- OBJECTIVE -
Go through the entries below and retype them exactly, omitting each picture.

(Collected data entries)
═══

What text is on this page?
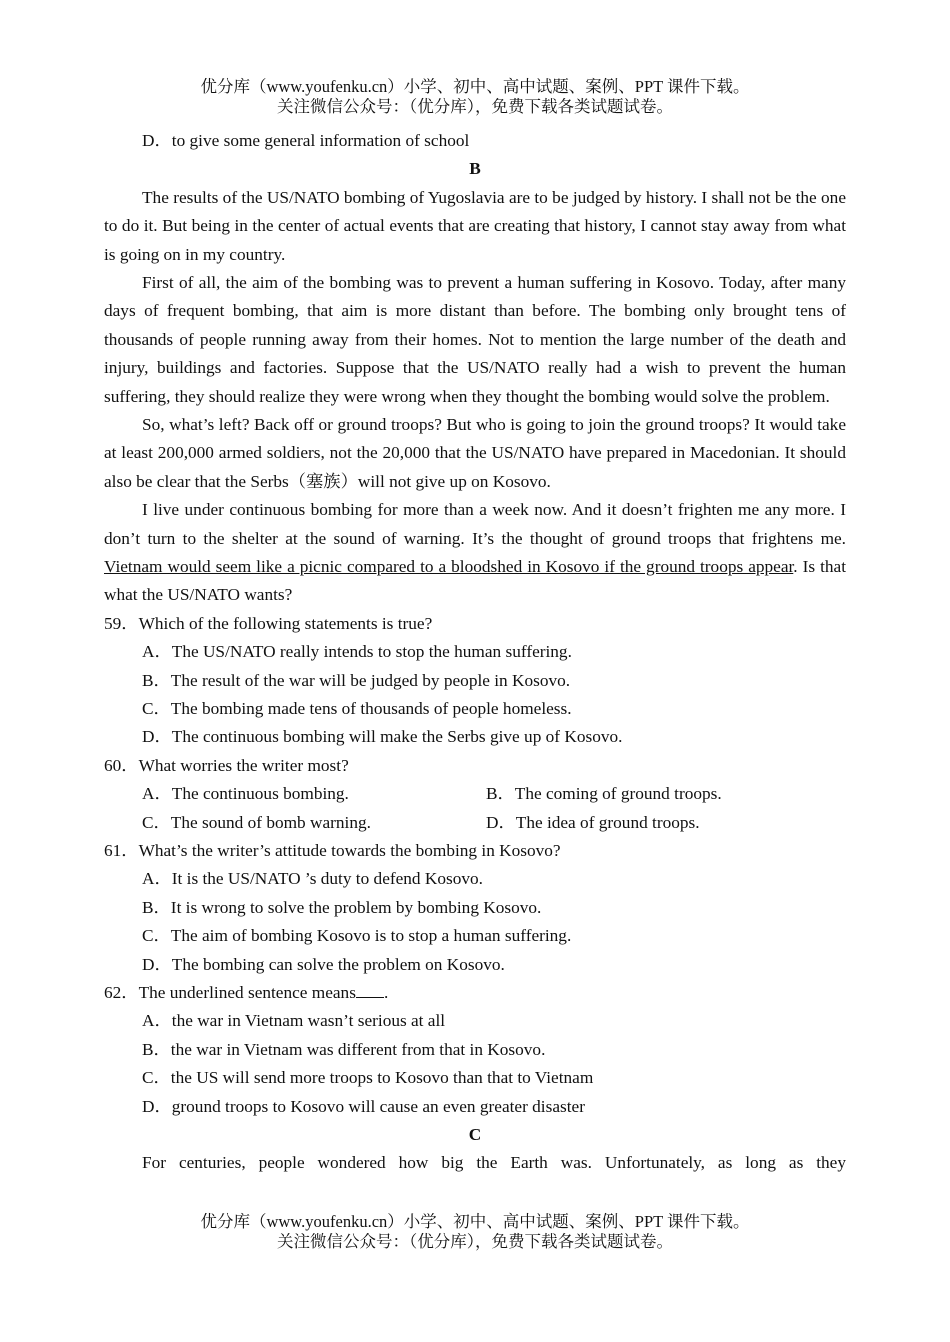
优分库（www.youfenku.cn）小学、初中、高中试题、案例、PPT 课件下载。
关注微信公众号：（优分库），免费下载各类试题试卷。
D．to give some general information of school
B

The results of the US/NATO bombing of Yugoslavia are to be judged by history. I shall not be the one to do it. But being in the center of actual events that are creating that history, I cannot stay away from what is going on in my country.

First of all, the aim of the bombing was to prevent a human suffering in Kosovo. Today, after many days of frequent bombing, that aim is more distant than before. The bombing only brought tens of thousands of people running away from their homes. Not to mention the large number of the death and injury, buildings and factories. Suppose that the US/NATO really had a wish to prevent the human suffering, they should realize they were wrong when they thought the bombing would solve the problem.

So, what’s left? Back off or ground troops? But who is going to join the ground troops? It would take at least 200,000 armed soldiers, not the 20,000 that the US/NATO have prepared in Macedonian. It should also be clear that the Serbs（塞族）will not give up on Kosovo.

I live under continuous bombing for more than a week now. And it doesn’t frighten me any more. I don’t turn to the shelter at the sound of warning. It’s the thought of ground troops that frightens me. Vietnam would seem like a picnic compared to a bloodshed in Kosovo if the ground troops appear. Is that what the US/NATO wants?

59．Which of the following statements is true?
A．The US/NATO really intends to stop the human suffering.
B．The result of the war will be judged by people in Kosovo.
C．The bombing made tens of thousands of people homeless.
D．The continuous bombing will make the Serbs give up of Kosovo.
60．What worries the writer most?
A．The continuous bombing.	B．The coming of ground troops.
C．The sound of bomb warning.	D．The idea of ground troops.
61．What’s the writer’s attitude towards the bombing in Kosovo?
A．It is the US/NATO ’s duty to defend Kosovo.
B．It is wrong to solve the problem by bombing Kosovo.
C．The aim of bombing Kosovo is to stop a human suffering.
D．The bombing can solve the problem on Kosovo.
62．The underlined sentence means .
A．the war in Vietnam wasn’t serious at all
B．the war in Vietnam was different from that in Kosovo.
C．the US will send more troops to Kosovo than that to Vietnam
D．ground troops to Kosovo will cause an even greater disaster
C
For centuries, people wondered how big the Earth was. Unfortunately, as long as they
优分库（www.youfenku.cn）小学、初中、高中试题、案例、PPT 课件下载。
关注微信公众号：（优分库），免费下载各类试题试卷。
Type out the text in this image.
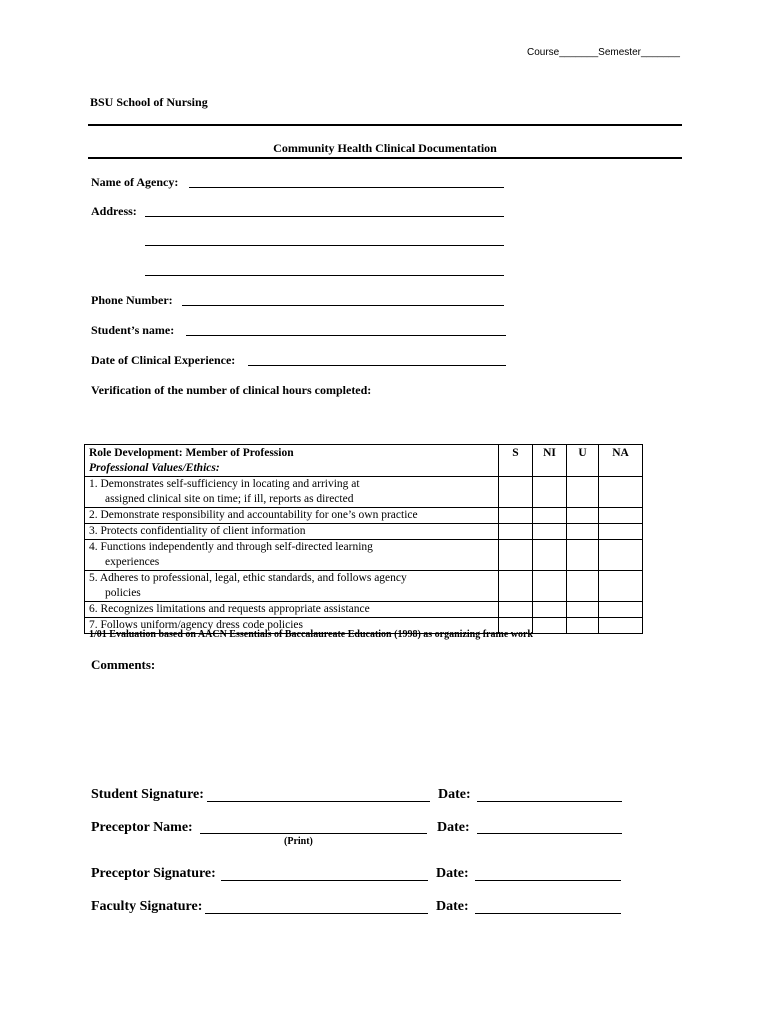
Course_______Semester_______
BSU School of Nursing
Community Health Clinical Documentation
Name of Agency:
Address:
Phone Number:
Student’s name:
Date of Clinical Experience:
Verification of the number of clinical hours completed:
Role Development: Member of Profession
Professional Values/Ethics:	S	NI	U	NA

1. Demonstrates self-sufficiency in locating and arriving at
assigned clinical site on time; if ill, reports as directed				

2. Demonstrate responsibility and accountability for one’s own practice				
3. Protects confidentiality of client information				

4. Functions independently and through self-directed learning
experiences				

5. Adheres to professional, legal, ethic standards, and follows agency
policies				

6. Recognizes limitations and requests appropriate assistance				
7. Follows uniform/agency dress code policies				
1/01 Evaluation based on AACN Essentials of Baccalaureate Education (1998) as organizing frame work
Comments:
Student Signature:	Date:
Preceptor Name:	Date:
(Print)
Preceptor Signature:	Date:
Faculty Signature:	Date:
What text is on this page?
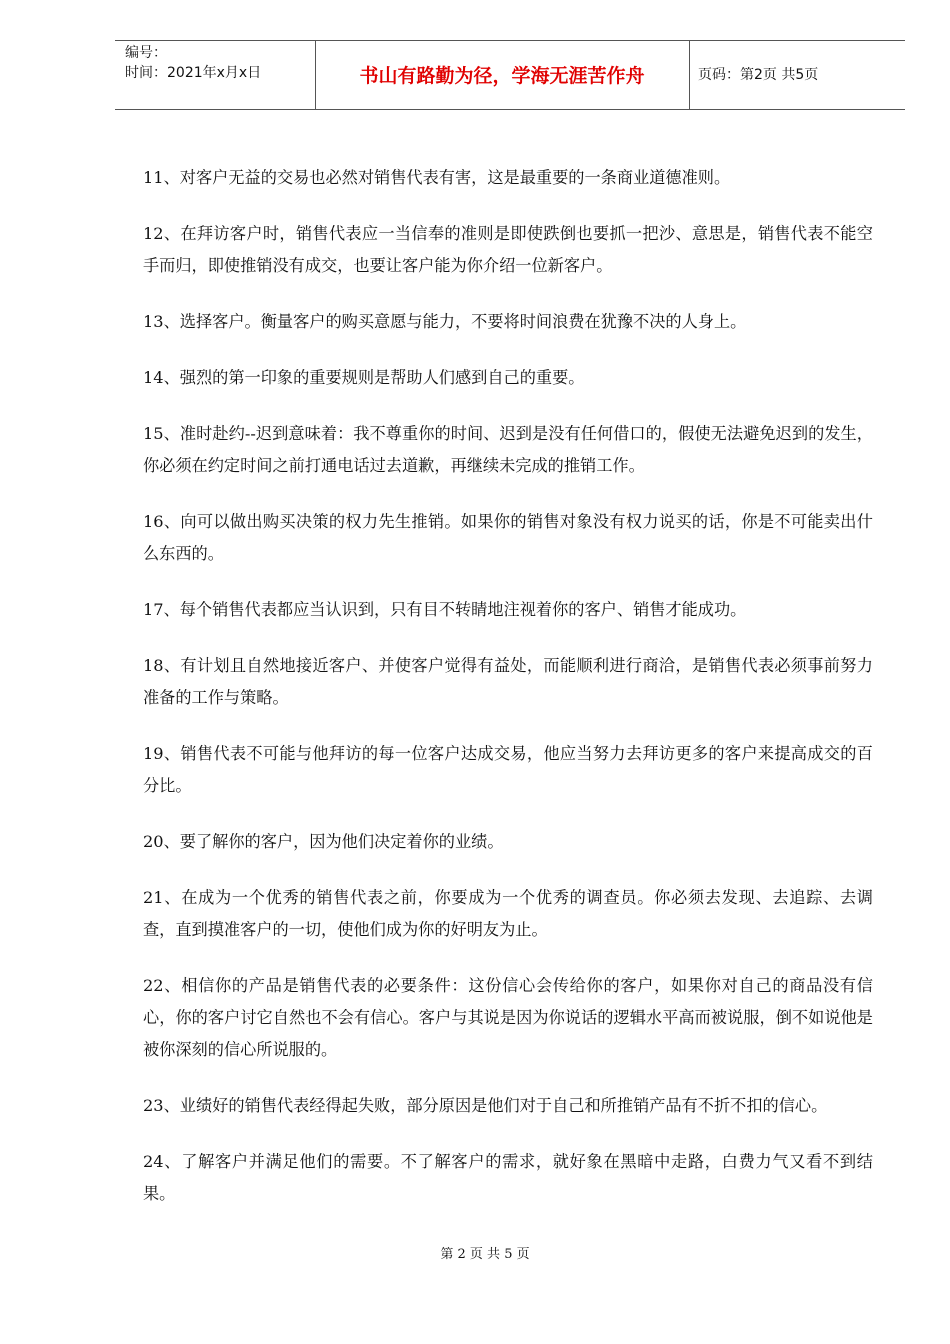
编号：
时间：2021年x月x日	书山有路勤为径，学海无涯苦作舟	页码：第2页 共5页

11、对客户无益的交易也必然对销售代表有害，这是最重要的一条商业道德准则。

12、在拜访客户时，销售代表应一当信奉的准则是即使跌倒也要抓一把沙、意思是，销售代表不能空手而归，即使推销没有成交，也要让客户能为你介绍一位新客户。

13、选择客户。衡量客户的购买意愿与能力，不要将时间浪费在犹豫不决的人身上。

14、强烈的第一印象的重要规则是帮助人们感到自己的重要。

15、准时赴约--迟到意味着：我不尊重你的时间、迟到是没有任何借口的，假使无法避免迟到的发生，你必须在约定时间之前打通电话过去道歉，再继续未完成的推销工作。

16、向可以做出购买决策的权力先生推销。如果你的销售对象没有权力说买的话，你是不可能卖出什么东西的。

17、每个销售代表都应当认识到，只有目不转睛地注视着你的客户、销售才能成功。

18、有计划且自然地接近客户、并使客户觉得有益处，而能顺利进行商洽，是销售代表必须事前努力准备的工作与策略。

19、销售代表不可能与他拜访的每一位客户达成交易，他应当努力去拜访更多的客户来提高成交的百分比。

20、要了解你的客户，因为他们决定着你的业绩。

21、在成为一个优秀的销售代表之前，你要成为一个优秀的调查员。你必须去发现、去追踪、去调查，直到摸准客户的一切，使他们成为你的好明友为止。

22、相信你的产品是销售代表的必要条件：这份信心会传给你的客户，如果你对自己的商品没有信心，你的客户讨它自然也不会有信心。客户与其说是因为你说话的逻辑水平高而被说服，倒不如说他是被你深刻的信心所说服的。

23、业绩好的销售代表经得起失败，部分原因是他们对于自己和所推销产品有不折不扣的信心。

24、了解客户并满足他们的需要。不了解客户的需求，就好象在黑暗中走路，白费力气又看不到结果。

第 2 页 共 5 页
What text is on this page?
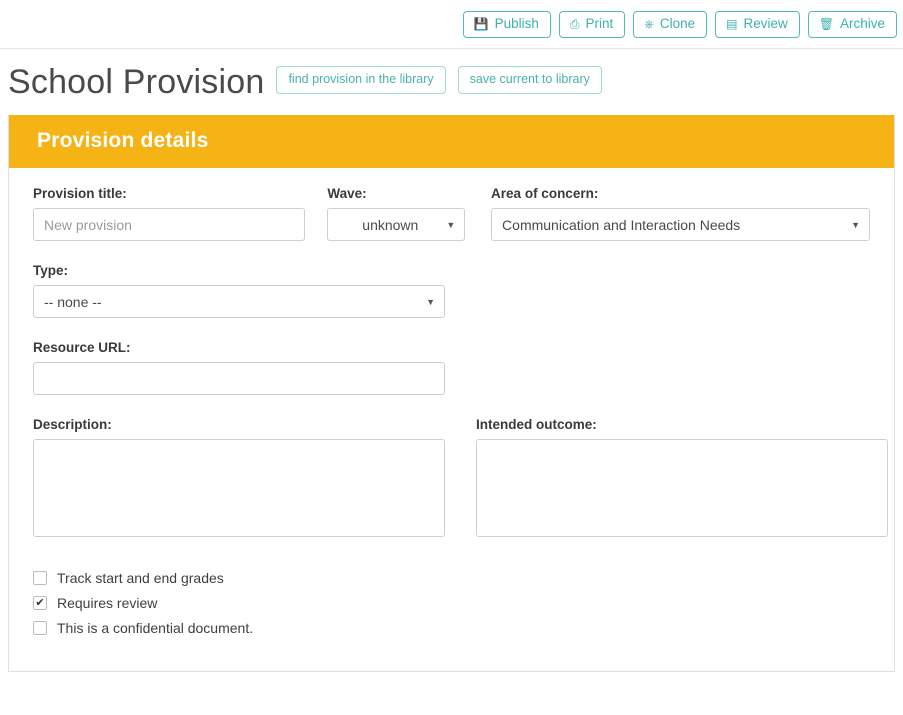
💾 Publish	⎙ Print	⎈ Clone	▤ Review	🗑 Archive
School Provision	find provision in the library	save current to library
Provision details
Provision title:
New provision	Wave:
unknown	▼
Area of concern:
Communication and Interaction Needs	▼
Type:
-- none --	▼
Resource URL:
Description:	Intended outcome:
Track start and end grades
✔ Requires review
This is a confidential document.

═══

- EXERCISE RESPONSE -
What text is on this page?
优分库（www.youfenku.cn）小学、初中、高中试题、案例、PPT 课件下载。
关注微信公众号：（优分库），免费下载各类试题试卷。
D．to give some general information of school
B

The results of the US/NATO bombing of Yugoslavia are to be judged by history. I shall not be the one to do it. But being in the center of actual events that are creating that history, I cannot stay away from what is going on in my country.

First of all, the aim of the bombing was to prevent a human suffering in Kosovo. Today, after many days of frequent bombing, that aim is more distant than before. The bombing only brought tens of thousands of people running away from their homes. Not to mention the large number of the death and injury, buildings and factories. Suppose that the US/NATO really had a wish to prevent the human suffering, they should realize they were wrong when they thought the bombing would solve the problem.

So, what’s left? Back off or ground troops? But who is going to join the ground troops? It would take at least 200,000 armed soldiers, not the 20,000 that the US/NATO have prepared in Macedonian. It should also be clear that the Serbs（塞族）will not give up on Kosovo.

I live under continuous bombing for more than a week now. And it doesn’t frighten me any more. I don’t turn to the shelter at the sound of warning. It’s the thought of ground troops that frightens me. Vietnam would seem like a picnic compared to a bloodshed in Kosovo if the ground troops appear. Is that what the US/NATO wants?

59．Which of the following statements is true?
A．The US/NATO really intends to stop the human suffering.
B．The result of the war will be judged by people in Kosovo.
C．The bombing made tens of thousands of people homeless.
D．The continuous bombing will make the Serbs give up of Kosovo.
60．What worries the writer most?
A．The continuous bombing.	B．The coming of ground troops.
C．The sound of bomb warning.	D．The idea of ground troops.
61．What’s the writer’s attitude towards the bombing in Kosovo?
A．It is the US/NATO ’s duty to defend Kosovo.
B．It is wrong to solve the problem by bombing Kosovo.
C．The aim of bombing Kosovo is to stop a human suffering.
D．The bombing can solve the problem on Kosovo.
62．The underlined sentence means .
A．the war in Vietnam wasn’t serious at all
B．the war in Vietnam was different from that in Kosovo.
C．the US will send more troops to Kosovo than that to Vietnam
D．ground troops to Kosovo will cause an even greater disaster
C
For centuries, people wondered how big the Earth was. Unfortunately, as long as they
优分库（www.youfenku.cn）小学、初中、高中试题、案例、PPT 课件下载。
关注微信公众号：（优分库），免费下载各类试题试卷。
Type out the text in this image.
Course_______Semester_______
BSU School of Nursing
Community Health Clinical Documentation
Name of Agency:
Address:
Phone Number:
Student’s name:
Date of Clinical Experience:
Verification of the number of clinical hours completed:
Role Development: Member of Profession
Professional Values/Ethics:	S	NI	U	NA

1. Demonstrates self-sufficiency in locating and arriving at
assigned clinical site on time; if ill, reports as directed				

2. Demonstrate responsibility and accountability for one’s own practice				
3. Protects confidentiality of client information				

4. Functions independently and through self-directed learning
experiences				

5. Adheres to professional, legal, ethic standards, and follows agency
policies				

6. Recognizes limitations and requests appropriate assistance				
7. Follows uniform/agency dress code policies				
1/01 Evaluation based on AACN Essentials of Baccalaureate Education (1998) as organizing frame work
Comments:
Student Signature:	Date:
Preceptor Name:	Date:
(Print)
Preceptor Signature:	Date:
Faculty Signature:	Date:
What text is on this page?
编号：
时间：2021年x月x日	书山有路勤为径，学海无涯苦作舟	页码：第2页 共5页

11、对客户无益的交易也必然对销售代表有害，这是最重要的一条商业道德准则。

12、在拜访客户时，销售代表应一当信奉的准则是即使跌倒也要抓一把沙、意思是，销售代表不能空手而归，即使推销没有成交，也要让客户能为你介绍一位新客户。

13、选择客户。衡量客户的购买意愿与能力，不要将时间浪费在犹豫不决的人身上。

14、强烈的第一印象的重要规则是帮助人们感到自己的重要。

15、准时赴约--迟到意味着：我不尊重你的时间、迟到是没有任何借口的，假使无法避免迟到的发生，你必须在约定时间之前打通电话过去道歉，再继续未完成的推销工作。

16、向可以做出购买决策的权力先生推销。如果你的销售对象没有权力说买的话，你是不可能卖出什么东西的。

17、每个销售代表都应当认识到，只有目不转睛地注视着你的客户、销售才能成功。

18、有计划且自然地接近客户、并使客户觉得有益处，而能顺利进行商洽，是销售代表必须事前努力准备的工作与策略。

19、销售代表不可能与他拜访的每一位客户达成交易，他应当努力去拜访更多的客户来提高成交的百分比。

20、要了解你的客户，因为他们决定着你的业绩。

21、在成为一个优秀的销售代表之前，你要成为一个优秀的调查员。你必须去发现、去追踪、去调查，直到摸准客户的一切，使他们成为你的好明友为止。

22、相信你的产品是销售代表的必要条件：这份信心会传给你的客户，如果你对自己的商品没有信心，你的客户讨它自然也不会有信心。客户与其说是因为你说话的逻辑水平高而被说服，倒不如说他是被你深刻的信心所说服的。

23、业绩好的销售代表经得起失败，部分原因是他们对于自己和所推销产品有不折不扣的信心。

24、了解客户并满足他们的需要。不了解客户的需求，就好象在黑暗中走路，白费力气又看不到结果。

第 2 页 共 5 页
What text is on this page?
💾 Publish	⎙ Print	⎈ Clone	▤ Review	🗑 Archive
School Provision	find provision in the library	save current to library
Provision details
Provision title:
New provision	Wave:
unknown	▼
Area of concern:
Communication and Interaction Needs	▼
Type:
-- none --	▼
Resource URL:
Description:	Intended outcome:
Track start and end grades
✔ Requires review
This is a confidential document.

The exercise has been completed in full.